Figure collection entries:
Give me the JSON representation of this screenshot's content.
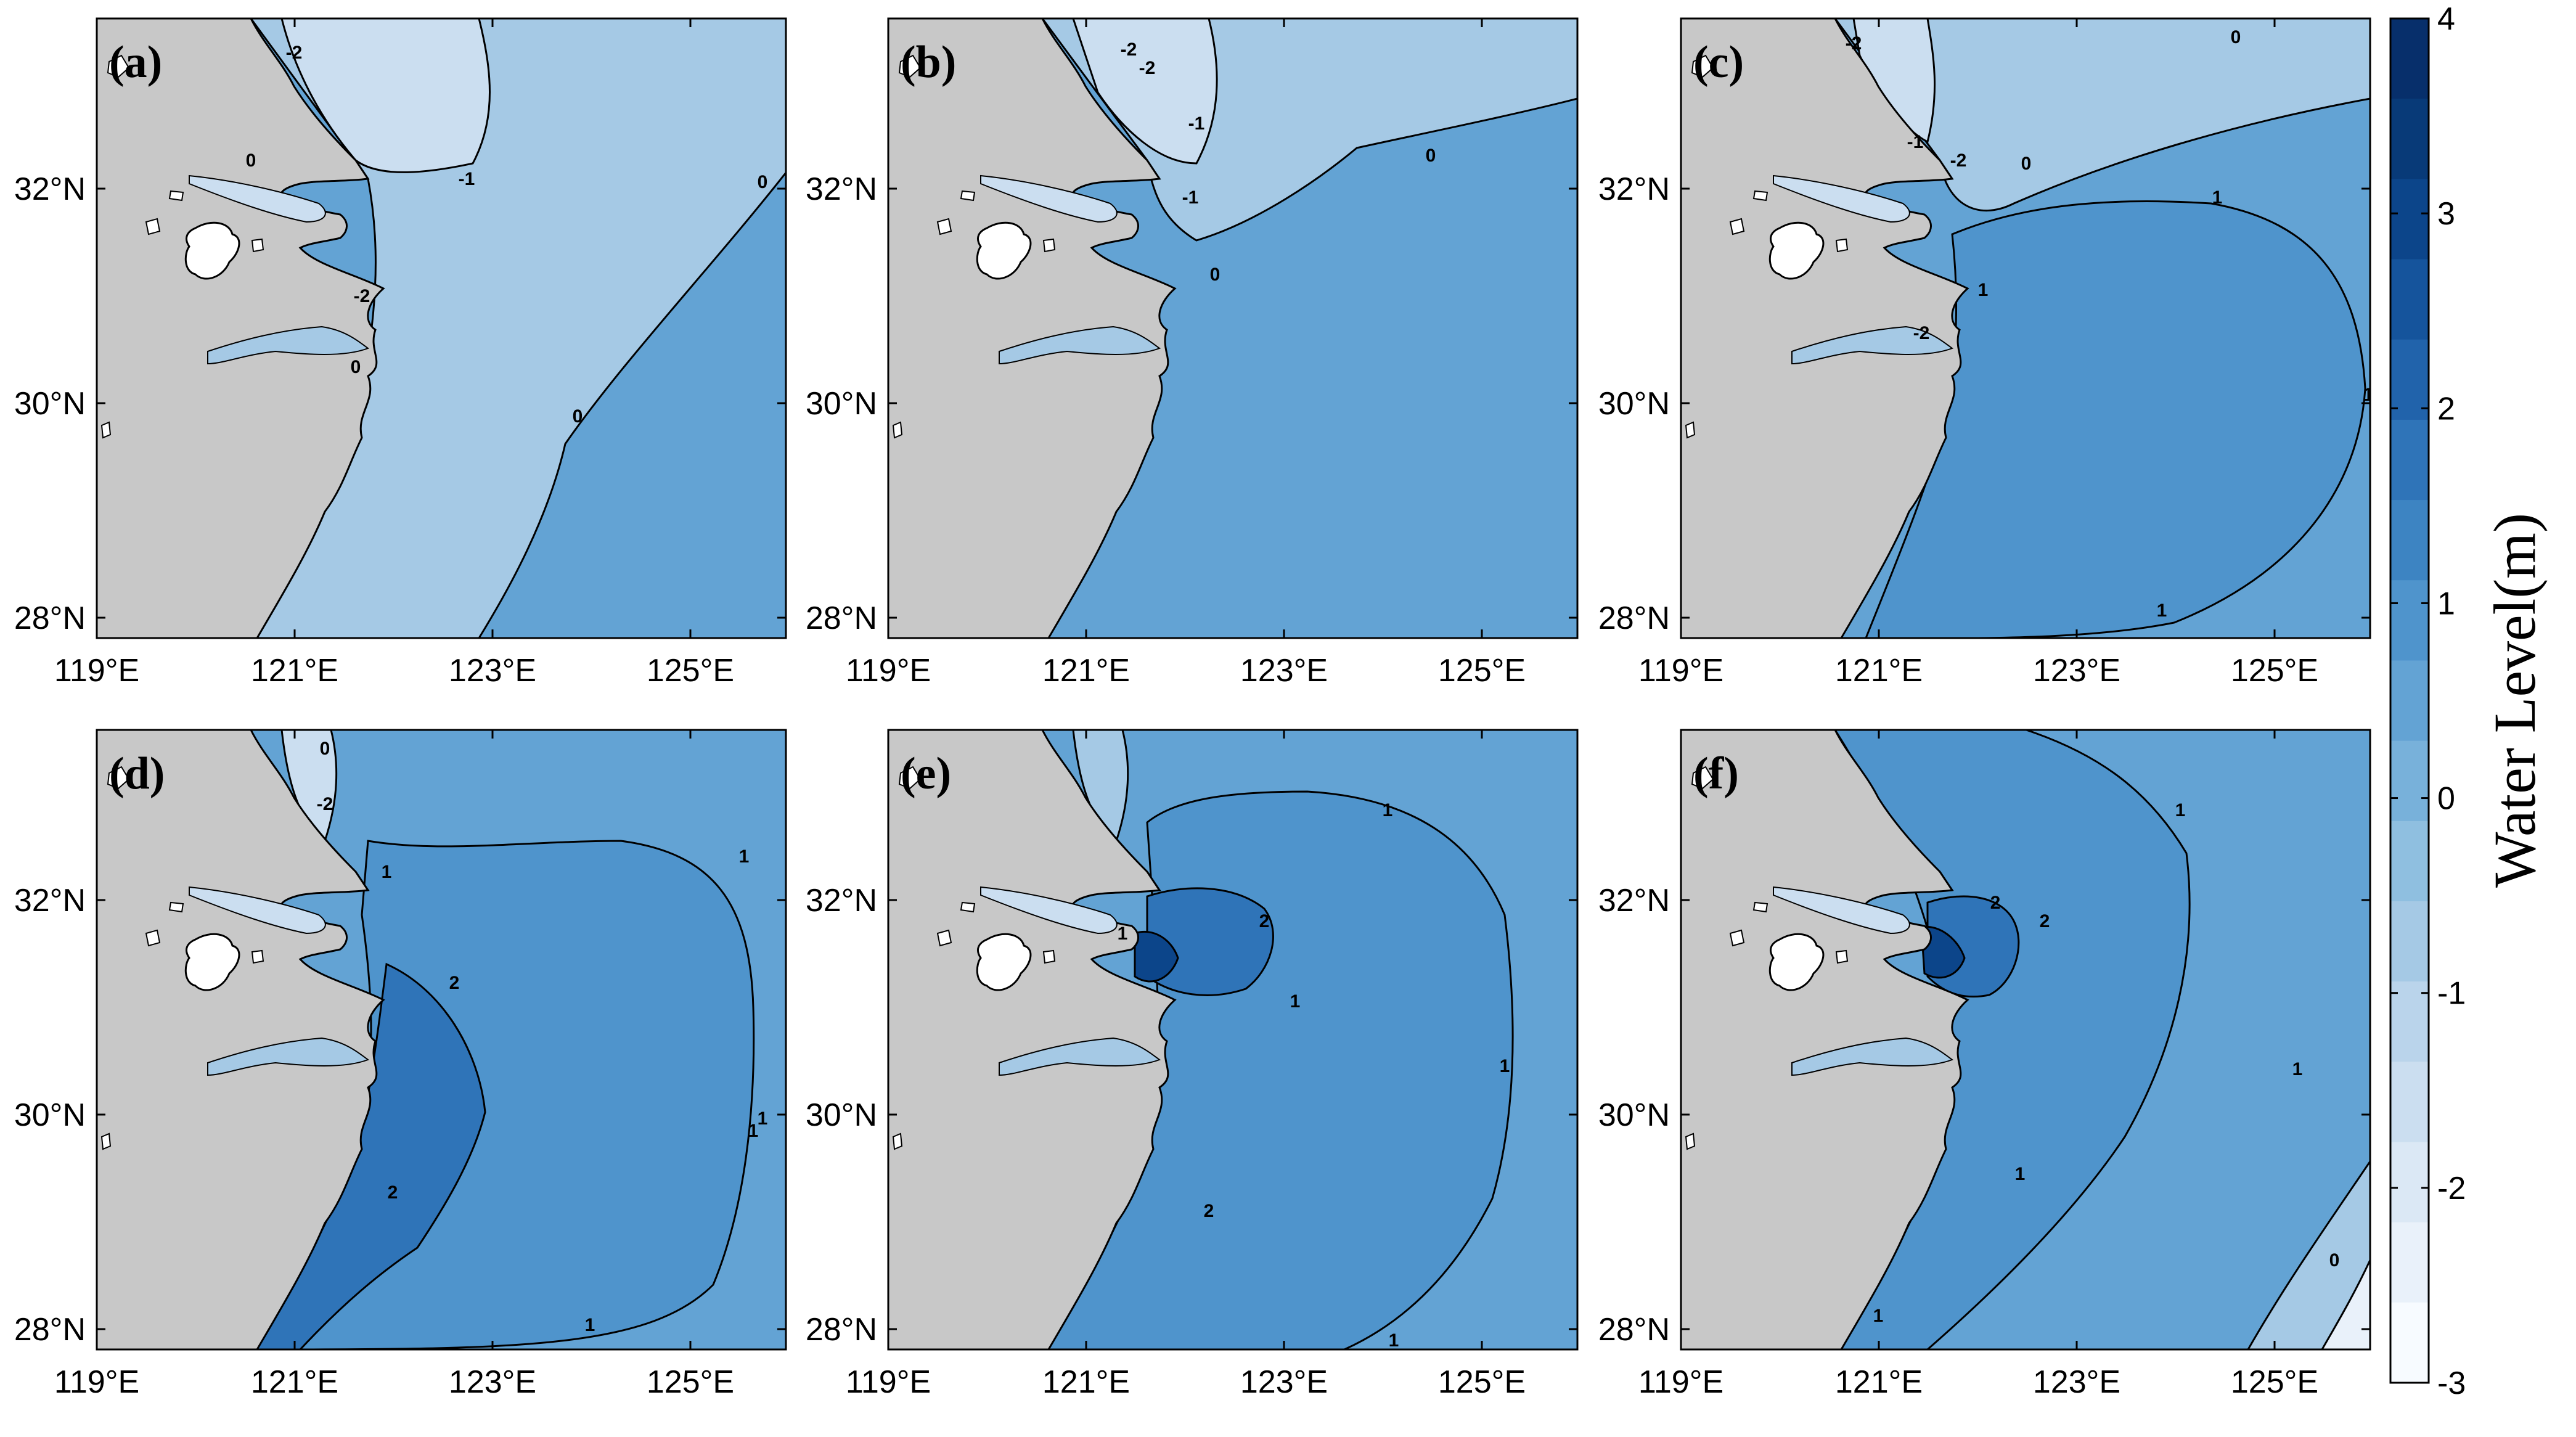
{
  "figure": {
    "panels": [
      {
        "label": "(a)",
        "contour_labels": [
          "-2",
          "-1",
          "-2",
          "0",
          "0",
          "0",
          "0"
        ]
      },
      {
        "label": "(b)",
        "contour_labels": [
          "-2",
          "-2",
          "-1",
          "0",
          "0",
          "-1"
        ]
      },
      {
        "label": "(c)",
        "contour_labels": [
          "-2",
          "-1",
          "-2",
          "0",
          "0",
          "1",
          "1",
          "1",
          "-2",
          "1"
        ]
      },
      {
        "label": "(d)",
        "contour_labels": [
          "0",
          "-2",
          "1",
          "1",
          "2",
          "1",
          "1",
          "2",
          "1"
        ]
      },
      {
        "label": "(e)",
        "contour_labels": [
          "1",
          "1",
          "2",
          "1",
          "1",
          "1",
          "2"
        ]
      },
      {
        "label": "(f)",
        "contour_labels": [
          "1",
          "2",
          "2",
          "1",
          "1",
          "0",
          "1"
        ]
      }
    ],
    "axes": {
      "x_ticks": [
        "119°E",
        "121°E",
        "123°E",
        "125°E"
      ],
      "y_ticks": [
        "32°N",
        "30°N",
        "28°N"
      ]
    },
    "colorbar": {
      "title": "Water Level(m)",
      "ticks": [
        "4",
        "3",
        "2",
        "1",
        "0",
        "-1",
        "-2",
        "-3"
      ],
      "range": [
        -3,
        4
      ],
      "colors": [
        "#f7fbff",
        "#e9f1fa",
        "#dbe8f5",
        "#cbdef0",
        "#bad4eb",
        "#a5c9e5",
        "#8fbfe0",
        "#78b1da",
        "#63a3d4",
        "#4f94cc",
        "#3d84c2",
        "#2f74b8",
        "#2163ab",
        "#15549c",
        "#0c458a",
        "#083a78",
        "#072f6b"
      ],
      "land": "#c8c8c8"
    }
  }
}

» **Instruction**
Give an exact copy of the material, leaving out every picture.

» **Solution**
Give me the JSON representation of this screenshot's content.
{
  "figure": {
    "panels": [
      {
        "label": "(a)",
        "contour_labels": [
          "-2",
          "-1",
          "-2",
          "0",
          "0",
          "0",
          "0"
        ]
      },
      {
        "label": "(b)",
        "contour_labels": [
          "-2",
          "-2",
          "-1",
          "0",
          "0",
          "-1"
        ]
      },
      {
        "label": "(c)",
        "contour_labels": [
          "-2",
          "-1",
          "-2",
          "0",
          "0",
          "1",
          "1",
          "1",
          "-2",
          "1"
        ]
      },
      {
        "label": "(d)",
        "contour_labels": [
          "0",
          "-2",
          "1",
          "1",
          "2",
          "1",
          "1",
          "2",
          "1"
        ]
      },
      {
        "label": "(e)",
        "contour_labels": [
          "1",
          "1",
          "2",
          "1",
          "1",
          "1",
          "2"
        ]
      },
      {
        "label": "(f)",
        "contour_labels": [
          "1",
          "2",
          "2",
          "1",
          "1",
          "0",
          "1"
        ]
      }
    ],
    "axes": {
      "x_ticks": [
        "119°E",
        "121°E",
        "123°E",
        "125°E"
      ],
      "y_ticks": [
        "32°N",
        "30°N",
        "28°N"
      ]
    },
    "colorbar": {
      "title": "Water Level(m)",
      "ticks": [
        "4",
        "3",
        "2",
        "1",
        "0",
        "-1",
        "-2",
        "-3"
      ],
      "range": [
        -3,
        4
      ],
      "colors": [
        "#f7fbff",
        "#e9f1fa",
        "#dbe8f5",
        "#cbdef0",
        "#bad4eb",
        "#a5c9e5",
        "#8fbfe0",
        "#78b1da",
        "#63a3d4",
        "#4f94cc",
        "#3d84c2",
        "#2f74b8",
        "#2163ab",
        "#15549c",
        "#0c458a",
        "#083a78",
        "#072f6b"
      ],
      "land": "#c8c8c8"
    }
  }
}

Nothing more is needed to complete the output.